→ **What to produce**
Please reproduce every line of the material below word for word, leaving out the pictures.

→ **Records for this task**
START

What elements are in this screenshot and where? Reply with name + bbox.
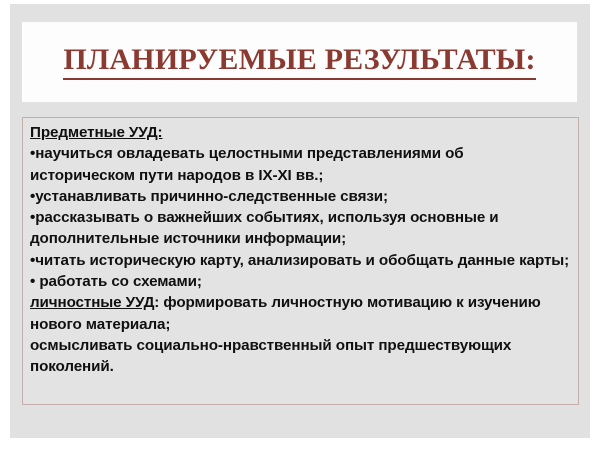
list-item: • работать со схемами; (30, 271, 572, 292)
page-title: ПЛАНИРУЕМЫЕ РЕЗУЛЬТАТЫ: (63, 44, 535, 80)
body-text-block: Предметные УУД: •научиться овладевать це… (30, 122, 572, 378)
list-item: осмысливать социально-нравственный опыт … (30, 335, 572, 378)
list-item: •рассказывать о важнейших событиях, испо… (30, 207, 572, 250)
slide-canvas: ПЛАНИРУЕМЫЕ РЕЗУЛЬТАТЫ: Предметные УУД: … (10, 4, 590, 438)
list-item: •читать историческую карту, анализироват… (30, 250, 572, 271)
title-plate: ПЛАНИРУЕМЫЕ РЕЗУЛЬТАТЫ: (22, 22, 577, 102)
subject-uud-heading-label: Предметные УУД: (30, 124, 163, 141)
personal-uud-heading-label: личностные УУД (30, 294, 154, 311)
list-item: •устанавливать причинно-следственные свя… (30, 186, 572, 207)
content-panel: Предметные УУД: •научиться овладевать це… (22, 117, 579, 405)
section-heading-personal: личностные УУД: формировать личностную м… (30, 292, 572, 335)
list-item: •научиться овладевать целостными предста… (30, 143, 572, 186)
section-heading-subject: Предметные УУД: (30, 122, 572, 143)
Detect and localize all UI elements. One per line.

END

→ **Written reply**
What elements are in this screenshot and where? Reply with name + bbox.
list-item: • работать со схемами; (30, 271, 572, 292)
page-title: ПЛАНИРУЕМЫЕ РЕЗУЛЬТАТЫ: (63, 44, 535, 80)
body-text-block: Предметные УУД: •научиться овладевать це… (30, 122, 572, 378)
list-item: осмысливать социально-нравственный опыт … (30, 335, 572, 378)
list-item: •рассказывать о важнейших событиях, испо… (30, 207, 572, 250)
slide-canvas: ПЛАНИРУЕМЫЕ РЕЗУЛЬТАТЫ: Предметные УУД: … (10, 4, 590, 438)
list-item: •читать историческую карту, анализироват… (30, 250, 572, 271)
title-plate: ПЛАНИРУЕМЫЕ РЕЗУЛЬТАТЫ: (22, 22, 577, 102)
subject-uud-heading-label: Предметные УУД: (30, 124, 163, 141)
personal-uud-heading-label: личностные УУД (30, 294, 154, 311)
list-item: •устанавливать причинно-следственные свя… (30, 186, 572, 207)
content-panel: Предметные УУД: •научиться овладевать це… (22, 117, 579, 405)
section-heading-personal: личностные УУД: формировать личностную м… (30, 292, 572, 335)
list-item: •научиться овладевать целостными предста… (30, 143, 572, 186)
section-heading-subject: Предметные УУД: (30, 122, 572, 143)
Detect and localize all UI elements. One per line.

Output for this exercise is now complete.